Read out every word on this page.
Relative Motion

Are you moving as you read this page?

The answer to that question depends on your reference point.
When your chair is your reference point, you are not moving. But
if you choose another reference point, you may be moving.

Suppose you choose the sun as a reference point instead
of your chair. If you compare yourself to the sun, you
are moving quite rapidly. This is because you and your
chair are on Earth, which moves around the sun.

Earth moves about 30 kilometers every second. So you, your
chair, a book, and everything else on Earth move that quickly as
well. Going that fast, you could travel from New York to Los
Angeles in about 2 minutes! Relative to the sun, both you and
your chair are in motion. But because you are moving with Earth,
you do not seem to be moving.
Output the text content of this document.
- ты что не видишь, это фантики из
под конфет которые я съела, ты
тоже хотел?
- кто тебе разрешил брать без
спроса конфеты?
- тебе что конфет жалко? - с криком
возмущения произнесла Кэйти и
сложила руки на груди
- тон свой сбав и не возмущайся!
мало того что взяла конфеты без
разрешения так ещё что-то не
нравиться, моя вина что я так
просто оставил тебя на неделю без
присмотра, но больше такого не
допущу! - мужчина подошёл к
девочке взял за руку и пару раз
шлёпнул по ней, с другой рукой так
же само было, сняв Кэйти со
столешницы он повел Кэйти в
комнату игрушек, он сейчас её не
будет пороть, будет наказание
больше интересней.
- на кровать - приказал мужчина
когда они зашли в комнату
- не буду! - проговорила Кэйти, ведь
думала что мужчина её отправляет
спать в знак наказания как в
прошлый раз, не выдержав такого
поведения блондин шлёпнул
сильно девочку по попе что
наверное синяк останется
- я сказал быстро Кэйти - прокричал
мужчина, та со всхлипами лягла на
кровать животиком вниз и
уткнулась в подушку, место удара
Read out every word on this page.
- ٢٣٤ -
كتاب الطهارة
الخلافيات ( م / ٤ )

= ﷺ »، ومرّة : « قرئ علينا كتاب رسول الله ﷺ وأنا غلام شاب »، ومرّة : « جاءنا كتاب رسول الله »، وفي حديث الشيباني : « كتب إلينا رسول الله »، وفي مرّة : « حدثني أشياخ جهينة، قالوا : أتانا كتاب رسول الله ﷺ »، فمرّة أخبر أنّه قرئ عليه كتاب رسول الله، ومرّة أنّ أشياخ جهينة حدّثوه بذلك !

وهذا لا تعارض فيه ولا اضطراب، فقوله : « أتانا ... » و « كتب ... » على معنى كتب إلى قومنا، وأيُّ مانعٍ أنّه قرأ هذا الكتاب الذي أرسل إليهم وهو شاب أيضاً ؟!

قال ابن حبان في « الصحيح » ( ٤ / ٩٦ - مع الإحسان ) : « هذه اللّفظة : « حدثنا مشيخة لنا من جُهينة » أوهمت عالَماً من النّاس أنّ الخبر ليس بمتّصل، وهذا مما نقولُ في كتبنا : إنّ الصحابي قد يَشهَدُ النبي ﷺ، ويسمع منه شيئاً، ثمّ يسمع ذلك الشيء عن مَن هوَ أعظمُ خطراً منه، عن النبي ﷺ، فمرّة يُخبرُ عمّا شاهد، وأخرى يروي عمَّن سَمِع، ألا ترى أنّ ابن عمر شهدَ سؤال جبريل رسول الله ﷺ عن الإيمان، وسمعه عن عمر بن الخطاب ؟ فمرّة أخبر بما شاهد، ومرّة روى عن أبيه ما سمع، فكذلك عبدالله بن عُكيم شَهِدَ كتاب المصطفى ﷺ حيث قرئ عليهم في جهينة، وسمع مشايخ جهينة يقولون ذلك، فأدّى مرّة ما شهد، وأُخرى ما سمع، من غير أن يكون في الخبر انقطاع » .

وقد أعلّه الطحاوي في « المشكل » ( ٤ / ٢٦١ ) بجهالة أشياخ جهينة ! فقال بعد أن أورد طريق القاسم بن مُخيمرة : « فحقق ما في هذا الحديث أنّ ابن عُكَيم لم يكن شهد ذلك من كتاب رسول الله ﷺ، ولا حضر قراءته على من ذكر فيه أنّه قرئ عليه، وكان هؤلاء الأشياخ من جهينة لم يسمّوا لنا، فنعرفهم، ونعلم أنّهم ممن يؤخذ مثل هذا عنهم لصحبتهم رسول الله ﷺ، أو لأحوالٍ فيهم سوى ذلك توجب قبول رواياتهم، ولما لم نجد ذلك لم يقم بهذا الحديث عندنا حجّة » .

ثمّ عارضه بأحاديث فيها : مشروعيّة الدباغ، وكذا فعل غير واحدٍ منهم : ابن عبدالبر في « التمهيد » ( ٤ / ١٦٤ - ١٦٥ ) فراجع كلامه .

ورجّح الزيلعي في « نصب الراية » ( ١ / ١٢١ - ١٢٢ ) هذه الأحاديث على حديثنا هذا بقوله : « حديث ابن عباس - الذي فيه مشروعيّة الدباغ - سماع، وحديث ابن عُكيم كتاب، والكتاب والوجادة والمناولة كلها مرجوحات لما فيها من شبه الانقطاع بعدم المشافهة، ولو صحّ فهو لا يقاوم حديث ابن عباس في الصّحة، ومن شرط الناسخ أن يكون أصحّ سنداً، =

━━━━━━

§ **Aim of the exercise**
Copy the entries above exactly, leaving none out.

§ **Written reply**
Read out every word on this page.
Relative Motion

Are you moving as you read this page?

The answer to that question depends on your reference point.
When your chair is your reference point, you are not moving. But
if you choose another reference point, you may be moving.

Suppose you choose the sun as a reference point instead
of your chair. If you compare yourself to the sun, you
are moving quite rapidly. This is because you and your
chair are on Earth, which moves around the sun.

Earth moves about 30 kilometers every second. So you, your
chair, a book, and everything else on Earth move that quickly as
well. Going that fast, you could travel from New York to Los
Angeles in about 2 minutes! Relative to the sun, both you and
your chair are in motion. But because you are moving with Earth,
you do not seem to be moving.
Output the text content of this document.
- ты что не видишь, это фантики из
под конфет которые я съела, ты
тоже хотел?
- кто тебе разрешил брать без
спроса конфеты?
- тебе что конфет жалко? - с криком
возмущения произнесла Кэйти и
сложила руки на груди
- тон свой сбав и не возмущайся!
мало того что взяла конфеты без
разрешения так ещё что-то не
нравиться, моя вина что я так
просто оставил тебя на неделю без
присмотра, но больше такого не
допущу! - мужчина подошёл к
девочке взял за руку и пару раз
шлёпнул по ней, с другой рукой так
же само было, сняв Кэйти со
столешницы он повел Кэйти в
комнату игрушек, он сейчас её не
будет пороть, будет наказание
больше интересней.
- на кровать - приказал мужчина
когда они зашли в комнату
- не буду! - проговорила Кэйти, ведь
думала что мужчина её отправляет
спать в знак наказания как в
прошлый раз, не выдержав такого
поведения блондин шлёпнул
сильно девочку по попе что
наверное синяк останется
- я сказал быстро Кэйти - прокричал
мужчина, та со всхлипами лягла на
кровать животиком вниз и
уткнулась в подушку, место удара
Read out every word on this page.
- ٢٣٤ -
كتاب الطهارة
الخلافيات ( م / ٤ )

= ﷺ »، ومرّة : « قرئ علينا كتاب رسول الله ﷺ وأنا غلام شاب »، ومرّة : « جاءنا كتاب رسول الله »، وفي حديث الشيباني : « كتب إلينا رسول الله »، وفي مرّة : « حدثني أشياخ جهينة، قالوا : أتانا كتاب رسول الله ﷺ »، فمرّة أخبر أنّه قرئ عليه كتاب رسول الله، ومرّة أنّ أشياخ جهينة حدّثوه بذلك !

وهذا لا تعارض فيه ولا اضطراب، فقوله : « أتانا ... » و « كتب ... » على معنى كتب إلى قومنا، وأيُّ مانعٍ أنّه قرأ هذا الكتاب الذي أرسل إليهم وهو شاب أيضاً ؟!

قال ابن حبان في « الصحيح » ( ٤ / ٩٦ - مع الإحسان ) : « هذه اللّفظة : « حدثنا مشيخة لنا من جُهينة » أوهمت عالَماً من النّاس أنّ الخبر ليس بمتّصل، وهذا مما نقولُ في كتبنا : إنّ الصحابي قد يَشهَدُ النبي ﷺ، ويسمع منه شيئاً، ثمّ يسمع ذلك الشيء عن مَن هوَ أعظمُ خطراً منه، عن النبي ﷺ، فمرّة يُخبرُ عمّا شاهد، وأخرى يروي عمَّن سَمِع، ألا ترى أنّ ابن عمر شهدَ سؤال جبريل رسول الله ﷺ عن الإيمان، وسمعه عن عمر بن الخطاب ؟ فمرّة أخبر بما شاهد، ومرّة روى عن أبيه ما سمع، فكذلك عبدالله بن عُكيم شَهِدَ كتاب المصطفى ﷺ حيث قرئ عليهم في جهينة، وسمع مشايخ جهينة يقولون ذلك، فأدّى مرّة ما شهد، وأُخرى ما سمع، من غير أن يكون في الخبر انقطاع » .

وقد أعلّه الطحاوي في « المشكل » ( ٤ / ٢٦١ ) بجهالة أشياخ جهينة ! فقال بعد أن أورد طريق القاسم بن مُخيمرة : « فحقق ما في هذا الحديث أنّ ابن عُكَيم لم يكن شهد ذلك من كتاب رسول الله ﷺ، ولا حضر قراءته على من ذكر فيه أنّه قرئ عليه، وكان هؤلاء الأشياخ من جهينة لم يسمّوا لنا، فنعرفهم، ونعلم أنّهم ممن يؤخذ مثل هذا عنهم لصحبتهم رسول الله ﷺ، أو لأحوالٍ فيهم سوى ذلك توجب قبول رواياتهم، ولما لم نجد ذلك لم يقم بهذا الحديث عندنا حجّة » .

ثمّ عارضه بأحاديث فيها : مشروعيّة الدباغ، وكذا فعل غير واحدٍ منهم : ابن عبدالبر في « التمهيد » ( ٤ / ١٦٤ - ١٦٥ ) فراجع كلامه .

ورجّح الزيلعي في « نصب الراية » ( ١ / ١٢١ - ١٢٢ ) هذه الأحاديث على حديثنا هذا بقوله : « حديث ابن عباس - الذي فيه مشروعيّة الدباغ - سماع، وحديث ابن عُكيم كتاب، والكتاب والوجادة والمناولة كلها مرجوحات لما فيها من شبه الانقطاع بعدم المشافهة، ولو صحّ فهو لا يقاوم حديث ابن عباس في الصّحة، ومن شرط الناسخ أن يكون أصحّ سنداً، =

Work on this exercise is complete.